[Excerpt from a dataset]
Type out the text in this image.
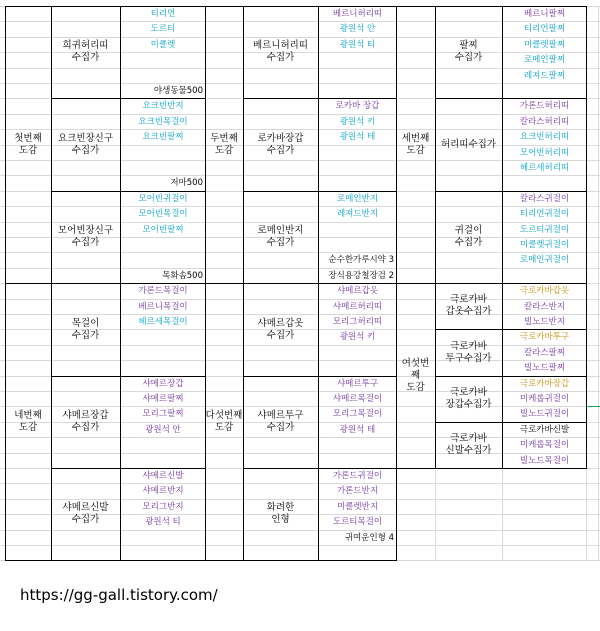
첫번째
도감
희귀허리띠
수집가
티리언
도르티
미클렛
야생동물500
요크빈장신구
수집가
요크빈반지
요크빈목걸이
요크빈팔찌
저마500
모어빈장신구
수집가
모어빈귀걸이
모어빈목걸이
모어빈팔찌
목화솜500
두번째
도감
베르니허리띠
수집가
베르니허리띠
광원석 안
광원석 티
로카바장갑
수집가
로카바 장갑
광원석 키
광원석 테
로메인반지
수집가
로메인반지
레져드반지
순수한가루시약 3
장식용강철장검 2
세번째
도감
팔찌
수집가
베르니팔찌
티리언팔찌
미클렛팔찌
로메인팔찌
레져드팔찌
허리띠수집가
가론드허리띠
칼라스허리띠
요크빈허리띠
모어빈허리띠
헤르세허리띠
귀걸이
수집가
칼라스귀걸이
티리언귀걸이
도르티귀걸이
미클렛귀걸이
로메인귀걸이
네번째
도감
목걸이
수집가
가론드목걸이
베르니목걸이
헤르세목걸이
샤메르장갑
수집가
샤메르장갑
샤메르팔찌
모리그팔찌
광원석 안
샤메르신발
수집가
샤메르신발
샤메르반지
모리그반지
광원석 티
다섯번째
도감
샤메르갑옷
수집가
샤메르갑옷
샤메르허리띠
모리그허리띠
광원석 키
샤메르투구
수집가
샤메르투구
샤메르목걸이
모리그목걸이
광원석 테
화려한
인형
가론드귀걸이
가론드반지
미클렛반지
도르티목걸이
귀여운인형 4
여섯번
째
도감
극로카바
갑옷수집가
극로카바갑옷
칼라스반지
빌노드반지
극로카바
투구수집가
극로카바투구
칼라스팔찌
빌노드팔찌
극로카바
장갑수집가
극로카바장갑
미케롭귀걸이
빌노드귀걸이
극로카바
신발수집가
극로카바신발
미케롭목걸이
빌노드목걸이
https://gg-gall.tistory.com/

**What this task involves:** Omit the pictures and output all of the other material exactly.

**Written response:**
Type out the text in this image.
첫번째
도감
희귀허리띠
수집가
티리언
도르티
미클렛
야생동물500
요크빈장신구
수집가
요크빈반지
요크빈목걸이
요크빈팔찌
저마500
모어빈장신구
수집가
모어빈귀걸이
모어빈목걸이
모어빈팔찌
목화솜500
두번째
도감
베르니허리띠
수집가
베르니허리띠
광원석 안
광원석 티
로카바장갑
수집가
로카바 장갑
광원석 키
광원석 테
로메인반지
수집가
로메인반지
레져드반지
순수한가루시약 3
장식용강철장검 2
세번째
도감
팔찌
수집가
베르니팔찌
티리언팔찌
미클렛팔찌
로메인팔찌
레져드팔찌
허리띠수집가
가론드허리띠
칼라스허리띠
요크빈허리띠
모어빈허리띠
헤르세허리띠
귀걸이
수집가
칼라스귀걸이
티리언귀걸이
도르티귀걸이
미클렛귀걸이
로메인귀걸이
네번째
도감
목걸이
수집가
가론드목걸이
베르니목걸이
헤르세목걸이
샤메르장갑
수집가
샤메르장갑
샤메르팔찌
모리그팔찌
광원석 안
샤메르신발
수집가
샤메르신발
샤메르반지
모리그반지
광원석 티
다섯번째
도감
샤메르갑옷
수집가
샤메르갑옷
샤메르허리띠
모리그허리띠
광원석 키
샤메르투구
수집가
샤메르투구
샤메르목걸이
모리그목걸이
광원석 테
화려한
인형
가론드귀걸이
가론드반지
미클렛반지
도르티목걸이
귀여운인형 4
여섯번
째
도감
극로카바
갑옷수집가
극로카바갑옷
칼라스반지
빌노드반지
극로카바
투구수집가
극로카바투구
칼라스팔찌
빌노드팔찌
극로카바
장갑수집가
극로카바장갑
미케롭귀걸이
빌노드귀걸이
극로카바
신발수집가
극로카바신발
미케롭목걸이
빌노드목걸이
https://gg-gall.tistory.com/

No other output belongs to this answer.